## START Supplied records

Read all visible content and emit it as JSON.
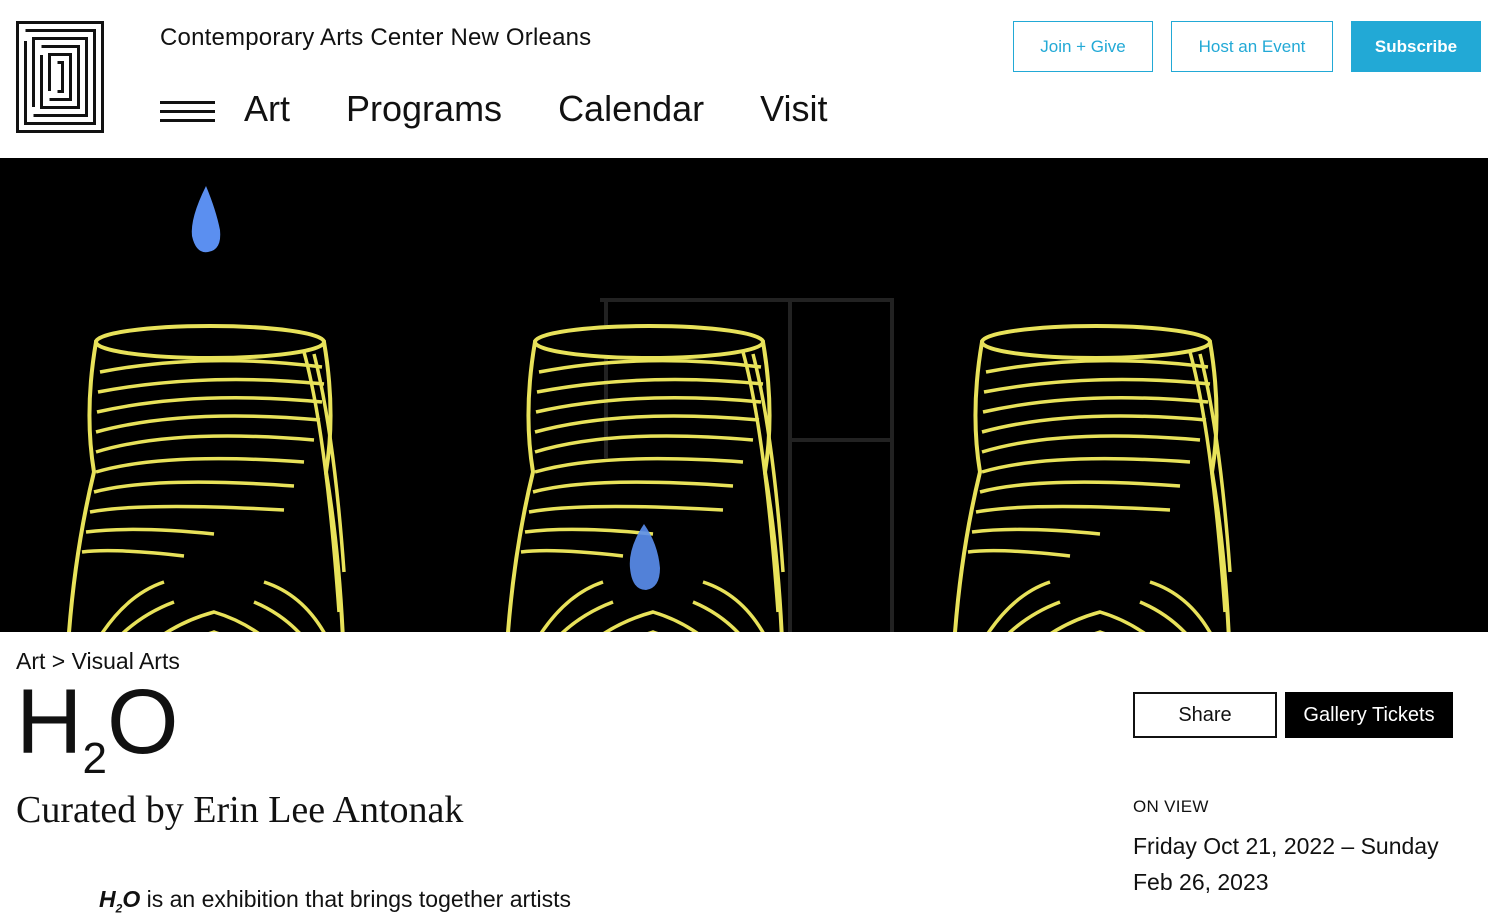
{
  "header": {
    "site_title": "Contemporary Arts Center New Orleans",
    "nav": [
      "Art",
      "Programs",
      "Calendar",
      "Visit"
    ],
    "buttons": {
      "join": "Join + Give",
      "host": "Host an Event",
      "subscribe": "Subscribe"
    }
  },
  "colors": {
    "accent": "#22a9d6",
    "hero_bg": "#000000",
    "vessel_yellow": "#e8e25a",
    "drop_blue": "#5b8ff0"
  },
  "icons": {
    "logo": "cac-maze-logo-icon",
    "menu": "hamburger-menu-icon"
  },
  "breadcrumb": {
    "parent": "Art",
    "separator": ">",
    "current": "Visual Arts"
  },
  "exhibition": {
    "title_h": "H",
    "title_sub": "2",
    "title_o": "O",
    "curator": "Curated by Erin Lee Antonak",
    "intro_h": "H",
    "intro_sub": "2",
    "intro_o": "O",
    "intro_text": " is an exhibition that brings together artists"
  },
  "actions": {
    "share": "Share",
    "tickets": "Gallery Tickets"
  },
  "on_view": {
    "label": "ON VIEW",
    "dates": "Friday Oct 21, 2022 – Sunday Feb 26, 2023"
  }
}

## END Supplied records

_Goal_
Your task is to return the entries above exactly, with no pictures.

_Correct output_
Read all visible content and emit it as JSON.
{
  "header": {
    "site_title": "Contemporary Arts Center New Orleans",
    "nav": [
      "Art",
      "Programs",
      "Calendar",
      "Visit"
    ],
    "buttons": {
      "join": "Join + Give",
      "host": "Host an Event",
      "subscribe": "Subscribe"
    }
  },
  "colors": {
    "accent": "#22a9d6",
    "hero_bg": "#000000",
    "vessel_yellow": "#e8e25a",
    "drop_blue": "#5b8ff0"
  },
  "icons": {
    "logo": "cac-maze-logo-icon",
    "menu": "hamburger-menu-icon"
  },
  "breadcrumb": {
    "parent": "Art",
    "separator": ">",
    "current": "Visual Arts"
  },
  "exhibition": {
    "title_h": "H",
    "title_sub": "2",
    "title_o": "O",
    "curator": "Curated by Erin Lee Antonak",
    "intro_h": "H",
    "intro_sub": "2",
    "intro_o": "O",
    "intro_text": " is an exhibition that brings together artists"
  },
  "actions": {
    "share": "Share",
    "tickets": "Gallery Tickets"
  },
  "on_view": {
    "label": "ON VIEW",
    "dates": "Friday Oct 21, 2022 – Sunday Feb 26, 2023"
  }
}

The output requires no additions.